(Some records)
§ §
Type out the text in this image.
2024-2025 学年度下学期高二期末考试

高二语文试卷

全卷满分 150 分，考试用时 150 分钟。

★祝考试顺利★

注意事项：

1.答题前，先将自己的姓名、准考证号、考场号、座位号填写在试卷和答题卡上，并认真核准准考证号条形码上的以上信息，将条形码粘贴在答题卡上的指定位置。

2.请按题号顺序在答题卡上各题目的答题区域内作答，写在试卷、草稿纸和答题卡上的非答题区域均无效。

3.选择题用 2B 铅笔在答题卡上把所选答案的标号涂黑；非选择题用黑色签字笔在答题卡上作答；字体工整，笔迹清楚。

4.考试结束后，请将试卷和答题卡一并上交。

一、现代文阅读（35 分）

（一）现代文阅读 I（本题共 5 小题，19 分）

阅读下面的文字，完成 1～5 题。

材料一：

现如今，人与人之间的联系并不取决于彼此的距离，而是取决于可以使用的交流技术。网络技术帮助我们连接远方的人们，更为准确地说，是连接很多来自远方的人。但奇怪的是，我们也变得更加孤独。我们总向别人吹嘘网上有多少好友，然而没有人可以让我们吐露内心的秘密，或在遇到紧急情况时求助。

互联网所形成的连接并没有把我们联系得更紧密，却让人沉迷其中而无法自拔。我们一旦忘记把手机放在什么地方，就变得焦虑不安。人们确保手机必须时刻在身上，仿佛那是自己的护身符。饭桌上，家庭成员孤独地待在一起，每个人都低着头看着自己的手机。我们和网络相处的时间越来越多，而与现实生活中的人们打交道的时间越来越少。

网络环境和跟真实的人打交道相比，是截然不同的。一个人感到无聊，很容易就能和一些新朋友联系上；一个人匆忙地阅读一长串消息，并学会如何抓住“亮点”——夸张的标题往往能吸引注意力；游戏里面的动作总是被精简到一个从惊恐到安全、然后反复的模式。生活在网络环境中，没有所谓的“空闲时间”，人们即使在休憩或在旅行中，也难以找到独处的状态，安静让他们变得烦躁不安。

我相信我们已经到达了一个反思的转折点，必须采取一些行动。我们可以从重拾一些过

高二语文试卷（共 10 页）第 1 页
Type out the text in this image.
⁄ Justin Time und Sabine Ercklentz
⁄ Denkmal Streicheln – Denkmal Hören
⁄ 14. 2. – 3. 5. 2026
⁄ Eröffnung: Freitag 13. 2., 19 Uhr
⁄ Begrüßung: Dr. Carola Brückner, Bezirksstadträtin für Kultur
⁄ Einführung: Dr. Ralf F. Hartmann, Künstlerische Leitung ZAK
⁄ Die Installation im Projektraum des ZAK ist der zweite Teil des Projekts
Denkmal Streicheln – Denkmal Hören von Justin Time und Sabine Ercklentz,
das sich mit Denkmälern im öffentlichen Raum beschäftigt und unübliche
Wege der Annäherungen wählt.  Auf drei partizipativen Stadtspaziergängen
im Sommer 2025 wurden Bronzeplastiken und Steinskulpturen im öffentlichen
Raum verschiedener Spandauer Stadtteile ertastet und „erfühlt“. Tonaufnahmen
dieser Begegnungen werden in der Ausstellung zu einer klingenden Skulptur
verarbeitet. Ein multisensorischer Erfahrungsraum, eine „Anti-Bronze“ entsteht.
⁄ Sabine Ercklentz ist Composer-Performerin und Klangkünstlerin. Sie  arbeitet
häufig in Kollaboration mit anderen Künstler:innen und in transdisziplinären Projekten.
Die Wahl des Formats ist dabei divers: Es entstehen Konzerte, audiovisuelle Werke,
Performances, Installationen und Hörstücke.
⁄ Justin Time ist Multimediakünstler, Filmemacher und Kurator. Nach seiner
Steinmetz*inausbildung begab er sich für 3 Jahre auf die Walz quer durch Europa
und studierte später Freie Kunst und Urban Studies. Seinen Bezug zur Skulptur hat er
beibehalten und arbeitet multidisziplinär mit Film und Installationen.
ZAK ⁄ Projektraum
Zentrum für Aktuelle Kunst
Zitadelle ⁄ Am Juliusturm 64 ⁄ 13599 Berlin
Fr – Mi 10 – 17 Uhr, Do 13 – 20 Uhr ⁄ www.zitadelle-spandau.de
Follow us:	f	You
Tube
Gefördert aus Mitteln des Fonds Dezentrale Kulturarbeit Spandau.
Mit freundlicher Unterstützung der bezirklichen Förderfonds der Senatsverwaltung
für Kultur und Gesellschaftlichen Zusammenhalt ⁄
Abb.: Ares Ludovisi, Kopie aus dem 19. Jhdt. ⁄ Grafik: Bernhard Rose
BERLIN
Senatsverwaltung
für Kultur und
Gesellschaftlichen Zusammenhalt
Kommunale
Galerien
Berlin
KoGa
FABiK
§ §
Problem statement
Pick out each line containing "öffentlichen" and report it.

Answer in full
das sich mit Denkmälern im öffentlichen Raum beschäftigt und unübliche
im Sommer 2025 wurden Bronzeplastiken und Steinskulpturen im öffentlichen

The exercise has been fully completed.